▶ **TASK DETAILS**
Locate the string "GAFI" in the listing below. Copy every line where it is found.
***** ENTRIES SHOWN *****
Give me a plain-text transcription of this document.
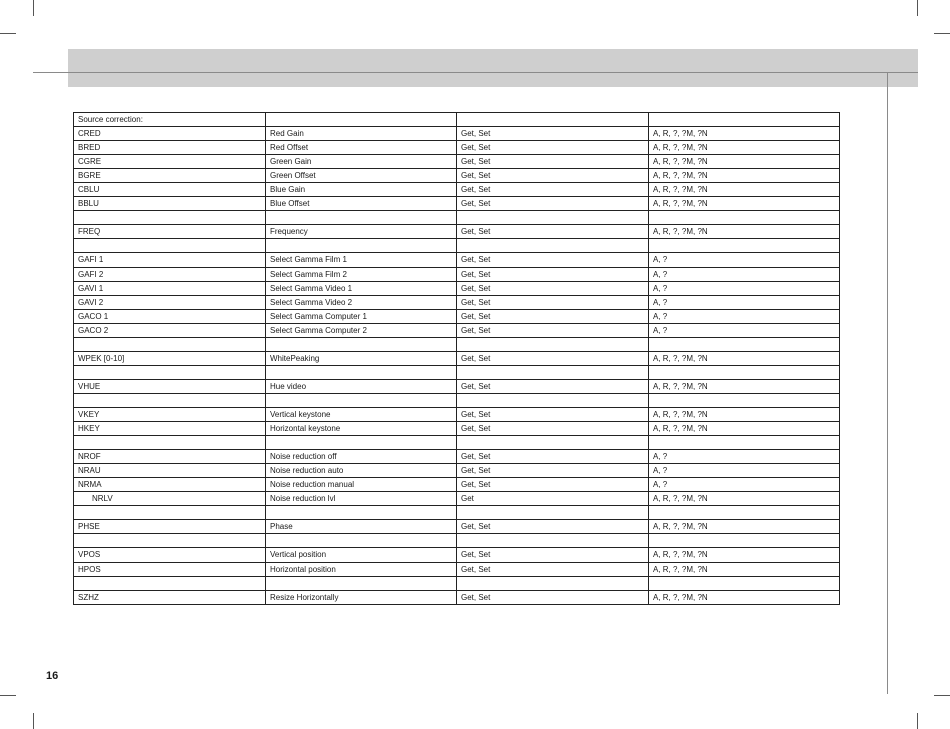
Source correction:			
CRED	Red Gain	Get, Set	A, R, ?, ?M, ?N
BRED	Red Offset	Get, Set	A, R, ?, ?M, ?N
CGRE	Green Gain	Get, Set	A, R, ?, ?M, ?N
BGRE	Green Offset	Get, Set	A, R, ?, ?M, ?N
CBLU	Blue Gain	Get, Set	A, R, ?, ?M, ?N
BBLU	Blue Offset	Get, Set	A, R, ?, ?M, ?N

FREQ	Frequency	Get, Set	A, R, ?, ?M, ?N

GAFI 1	Select Gamma Film 1	Get, Set	A, ?
GAFI 2	Select Gamma Film 2	Get, Set	A, ?
GAVI 1	Select Gamma Video 1	Get, Set	A, ?
GAVI 2	Select Gamma Video 2	Get, Set	A, ?
GACO 1	Select Gamma Computer 1	Get, Set	A, ?
GACO 2	Select Gamma Computer 2	Get, Set	A, ?

WPEK [0-10]	WhitePeaking	Get, Set	A, R, ?, ?M, ?N

VHUE	Hue video	Get, Set	A, R, ?, ?M, ?N

VKEY	Vertical keystone	Get, Set	A, R, ?, ?M, ?N
HKEY	Horizontal keystone	Get, Set	A, R, ?, ?M, ?N

NROF	Noise reduction off	Get, Set	A, ?
NRAU	Noise reduction auto	Get, Set	A, ?
NRMA	Noise reduction manual	Get, Set	A, ?
NRLV	Noise reduction lvl	Get	A, R, ?, ?M, ?N

PHSE	Phase	Get, Set	A, R, ?, ?M, ?N

VPOS	Vertical position	Get, Set	A, R, ?, ?M, ?N
HPOS	Horizontal position	Get, Set	A, R, ?, ?M, ?N

SZHZ	Resize Horizontally	Get, Set	A, R, ?, ?M, ?N
16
*****
▶ **CORRECT ANSWER**
GAFI 1	Select Gamma Film 1	Get, Set	A, ?
GAFI 2	Select Gamma Film 2	Get, Set	A, ?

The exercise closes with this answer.